GIVEN EXERCISE:
Every line of the material is to be repeated exactly as it stands.

DATASET:
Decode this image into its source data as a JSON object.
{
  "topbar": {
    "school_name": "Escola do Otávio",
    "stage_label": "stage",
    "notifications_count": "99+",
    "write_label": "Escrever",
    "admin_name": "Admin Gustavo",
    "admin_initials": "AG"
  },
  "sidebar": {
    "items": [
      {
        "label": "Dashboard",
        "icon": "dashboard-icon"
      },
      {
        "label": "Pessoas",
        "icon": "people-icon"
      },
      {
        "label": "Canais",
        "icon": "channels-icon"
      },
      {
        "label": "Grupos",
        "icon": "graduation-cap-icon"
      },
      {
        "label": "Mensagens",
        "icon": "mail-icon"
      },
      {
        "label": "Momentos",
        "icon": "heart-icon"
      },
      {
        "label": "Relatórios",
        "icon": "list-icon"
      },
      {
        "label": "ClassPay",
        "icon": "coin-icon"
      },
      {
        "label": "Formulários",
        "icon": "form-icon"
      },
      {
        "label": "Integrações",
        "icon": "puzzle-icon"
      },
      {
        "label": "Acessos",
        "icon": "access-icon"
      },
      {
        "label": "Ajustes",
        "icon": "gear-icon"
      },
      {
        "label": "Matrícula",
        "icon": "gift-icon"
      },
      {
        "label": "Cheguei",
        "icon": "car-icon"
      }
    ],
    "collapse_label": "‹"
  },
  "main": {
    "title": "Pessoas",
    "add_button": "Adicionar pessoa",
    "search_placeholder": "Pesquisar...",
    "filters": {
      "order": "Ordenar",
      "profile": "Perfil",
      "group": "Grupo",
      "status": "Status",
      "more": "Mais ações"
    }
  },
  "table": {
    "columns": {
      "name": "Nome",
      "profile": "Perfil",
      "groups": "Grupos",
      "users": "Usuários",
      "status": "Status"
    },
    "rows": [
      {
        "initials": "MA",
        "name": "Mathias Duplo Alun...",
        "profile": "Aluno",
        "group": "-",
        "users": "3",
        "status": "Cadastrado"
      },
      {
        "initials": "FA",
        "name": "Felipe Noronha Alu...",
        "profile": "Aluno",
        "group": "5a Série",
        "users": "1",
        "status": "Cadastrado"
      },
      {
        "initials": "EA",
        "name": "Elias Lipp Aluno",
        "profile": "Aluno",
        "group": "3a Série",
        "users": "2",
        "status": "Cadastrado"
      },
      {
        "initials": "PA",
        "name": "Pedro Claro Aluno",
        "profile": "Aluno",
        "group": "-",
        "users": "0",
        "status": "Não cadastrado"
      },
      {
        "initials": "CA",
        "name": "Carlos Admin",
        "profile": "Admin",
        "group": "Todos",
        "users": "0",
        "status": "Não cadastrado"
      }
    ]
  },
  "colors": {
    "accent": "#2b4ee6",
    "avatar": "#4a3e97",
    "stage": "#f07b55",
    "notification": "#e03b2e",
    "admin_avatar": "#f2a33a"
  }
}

SOLUTION TO THIS PROBLEM:
Decode this image into its source data as a JSON object.
{
  "topbar": {
    "school_name": "Escola do Otávio",
    "stage_label": "stage",
    "notifications_count": "99+",
    "write_label": "Escrever",
    "admin_name": "Admin Gustavo",
    "admin_initials": "AG"
  },
  "sidebar": {
    "items": [
      {
        "label": "Dashboard",
        "icon": "dashboard-icon"
      },
      {
        "label": "Pessoas",
        "icon": "people-icon"
      },
      {
        "label": "Canais",
        "icon": "channels-icon"
      },
      {
        "label": "Grupos",
        "icon": "graduation-cap-icon"
      },
      {
        "label": "Mensagens",
        "icon": "mail-icon"
      },
      {
        "label": "Momentos",
        "icon": "heart-icon"
      },
      {
        "label": "Relatórios",
        "icon": "list-icon"
      },
      {
        "label": "ClassPay",
        "icon": "coin-icon"
      },
      {
        "label": "Formulários",
        "icon": "form-icon"
      },
      {
        "label": "Integrações",
        "icon": "puzzle-icon"
      },
      {
        "label": "Acessos",
        "icon": "access-icon"
      },
      {
        "label": "Ajustes",
        "icon": "gear-icon"
      },
      {
        "label": "Matrícula",
        "icon": "gift-icon"
      },
      {
        "label": "Cheguei",
        "icon": "car-icon"
      }
    ],
    "collapse_label": "‹"
  },
  "main": {
    "title": "Pessoas",
    "add_button": "Adicionar pessoa",
    "search_placeholder": "Pesquisar...",
    "filters": {
      "order": "Ordenar",
      "profile": "Perfil",
      "group": "Grupo",
      "status": "Status",
      "more": "Mais ações"
    }
  },
  "table": {
    "columns": {
      "name": "Nome",
      "profile": "Perfil",
      "groups": "Grupos",
      "users": "Usuários",
      "status": "Status"
    },
    "rows": [
      {
        "initials": "MA",
        "name": "Mathias Duplo Alun...",
        "profile": "Aluno",
        "group": "-",
        "users": "3",
        "status": "Cadastrado"
      },
      {
        "initials": "FA",
        "name": "Felipe Noronha Alu...",
        "profile": "Aluno",
        "group": "5a Série",
        "users": "1",
        "status": "Cadastrado"
      },
      {
        "initials": "EA",
        "name": "Elias Lipp Aluno",
        "profile": "Aluno",
        "group": "3a Série",
        "users": "2",
        "status": "Cadastrado"
      },
      {
        "initials": "PA",
        "name": "Pedro Claro Aluno",
        "profile": "Aluno",
        "group": "-",
        "users": "0",
        "status": "Não cadastrado"
      },
      {
        "initials": "CA",
        "name": "Carlos Admin",
        "profile": "Admin",
        "group": "Todos",
        "users": "0",
        "status": "Não cadastrado"
      }
    ]
  },
  "colors": {
    "accent": "#2b4ee6",
    "avatar": "#4a3e97",
    "stage": "#f07b55",
    "notification": "#e03b2e",
    "admin_avatar": "#f2a33a"
  }
}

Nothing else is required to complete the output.